• **SOURCE DATA**

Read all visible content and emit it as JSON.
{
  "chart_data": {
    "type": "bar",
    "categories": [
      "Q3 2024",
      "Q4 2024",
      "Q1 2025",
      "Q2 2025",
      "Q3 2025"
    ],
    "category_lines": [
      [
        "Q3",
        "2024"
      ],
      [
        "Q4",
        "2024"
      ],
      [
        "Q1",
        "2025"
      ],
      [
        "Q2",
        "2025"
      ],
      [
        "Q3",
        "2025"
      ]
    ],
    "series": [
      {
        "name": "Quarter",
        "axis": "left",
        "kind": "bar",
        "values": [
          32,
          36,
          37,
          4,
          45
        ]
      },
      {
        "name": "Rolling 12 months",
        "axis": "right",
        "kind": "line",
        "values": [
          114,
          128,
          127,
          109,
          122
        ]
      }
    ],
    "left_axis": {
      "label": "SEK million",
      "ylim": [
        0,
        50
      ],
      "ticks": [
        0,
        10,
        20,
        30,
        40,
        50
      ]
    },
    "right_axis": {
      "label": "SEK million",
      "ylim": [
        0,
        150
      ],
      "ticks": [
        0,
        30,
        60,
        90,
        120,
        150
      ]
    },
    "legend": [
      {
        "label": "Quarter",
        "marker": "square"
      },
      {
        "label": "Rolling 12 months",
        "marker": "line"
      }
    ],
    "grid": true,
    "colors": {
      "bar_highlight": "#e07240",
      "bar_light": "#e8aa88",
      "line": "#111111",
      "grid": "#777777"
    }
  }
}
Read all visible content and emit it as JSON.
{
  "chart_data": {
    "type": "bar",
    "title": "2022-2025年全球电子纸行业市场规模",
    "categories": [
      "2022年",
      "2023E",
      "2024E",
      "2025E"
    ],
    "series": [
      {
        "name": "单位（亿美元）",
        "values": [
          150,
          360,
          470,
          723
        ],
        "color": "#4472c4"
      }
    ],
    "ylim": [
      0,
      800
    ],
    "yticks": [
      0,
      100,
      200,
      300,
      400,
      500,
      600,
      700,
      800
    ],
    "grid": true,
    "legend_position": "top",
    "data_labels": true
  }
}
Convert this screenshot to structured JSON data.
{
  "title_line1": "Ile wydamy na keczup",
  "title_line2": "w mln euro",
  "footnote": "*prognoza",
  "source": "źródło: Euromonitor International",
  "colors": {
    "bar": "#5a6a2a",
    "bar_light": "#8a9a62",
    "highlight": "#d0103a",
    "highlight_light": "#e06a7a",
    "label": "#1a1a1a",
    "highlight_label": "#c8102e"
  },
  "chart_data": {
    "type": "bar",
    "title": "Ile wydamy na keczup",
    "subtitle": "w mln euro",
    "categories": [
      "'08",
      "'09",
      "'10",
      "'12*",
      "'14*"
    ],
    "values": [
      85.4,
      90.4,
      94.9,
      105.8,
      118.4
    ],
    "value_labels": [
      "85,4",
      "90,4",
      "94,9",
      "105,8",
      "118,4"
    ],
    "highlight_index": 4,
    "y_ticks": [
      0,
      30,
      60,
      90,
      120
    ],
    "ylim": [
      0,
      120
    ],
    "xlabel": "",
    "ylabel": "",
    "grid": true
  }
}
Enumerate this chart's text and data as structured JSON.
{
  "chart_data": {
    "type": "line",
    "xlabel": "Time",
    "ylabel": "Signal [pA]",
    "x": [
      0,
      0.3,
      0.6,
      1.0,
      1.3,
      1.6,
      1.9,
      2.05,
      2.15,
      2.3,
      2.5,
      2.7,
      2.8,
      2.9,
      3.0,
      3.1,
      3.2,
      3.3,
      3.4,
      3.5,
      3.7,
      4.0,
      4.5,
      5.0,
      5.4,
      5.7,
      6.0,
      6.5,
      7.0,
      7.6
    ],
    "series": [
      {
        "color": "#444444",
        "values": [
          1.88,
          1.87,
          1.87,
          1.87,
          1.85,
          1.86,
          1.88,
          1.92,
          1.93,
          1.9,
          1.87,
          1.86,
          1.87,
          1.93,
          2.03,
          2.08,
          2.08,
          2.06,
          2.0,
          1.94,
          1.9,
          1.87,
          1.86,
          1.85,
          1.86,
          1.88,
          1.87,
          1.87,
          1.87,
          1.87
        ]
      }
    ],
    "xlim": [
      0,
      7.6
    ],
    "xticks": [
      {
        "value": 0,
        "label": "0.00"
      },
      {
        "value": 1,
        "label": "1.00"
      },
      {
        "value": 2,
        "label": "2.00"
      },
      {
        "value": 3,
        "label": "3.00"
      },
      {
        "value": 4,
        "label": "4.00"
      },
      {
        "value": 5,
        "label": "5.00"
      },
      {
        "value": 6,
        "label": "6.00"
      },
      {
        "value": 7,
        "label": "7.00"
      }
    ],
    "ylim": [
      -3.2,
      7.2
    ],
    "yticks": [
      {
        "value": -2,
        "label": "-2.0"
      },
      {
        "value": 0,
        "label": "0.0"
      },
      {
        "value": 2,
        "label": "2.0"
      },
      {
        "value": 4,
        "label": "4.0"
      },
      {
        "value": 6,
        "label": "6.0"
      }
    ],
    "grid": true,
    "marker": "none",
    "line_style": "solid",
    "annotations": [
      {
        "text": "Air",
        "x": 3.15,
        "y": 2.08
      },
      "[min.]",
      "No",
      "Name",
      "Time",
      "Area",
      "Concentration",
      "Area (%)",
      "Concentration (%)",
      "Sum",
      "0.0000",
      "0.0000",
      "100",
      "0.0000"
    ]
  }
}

• **WORK REQUIRED**
Pick out every line with the string "Rolling" and copy it.

• **FINAL RESULT**
        "name": "Rolling 12 months",
        "label": "Rolling 12 months",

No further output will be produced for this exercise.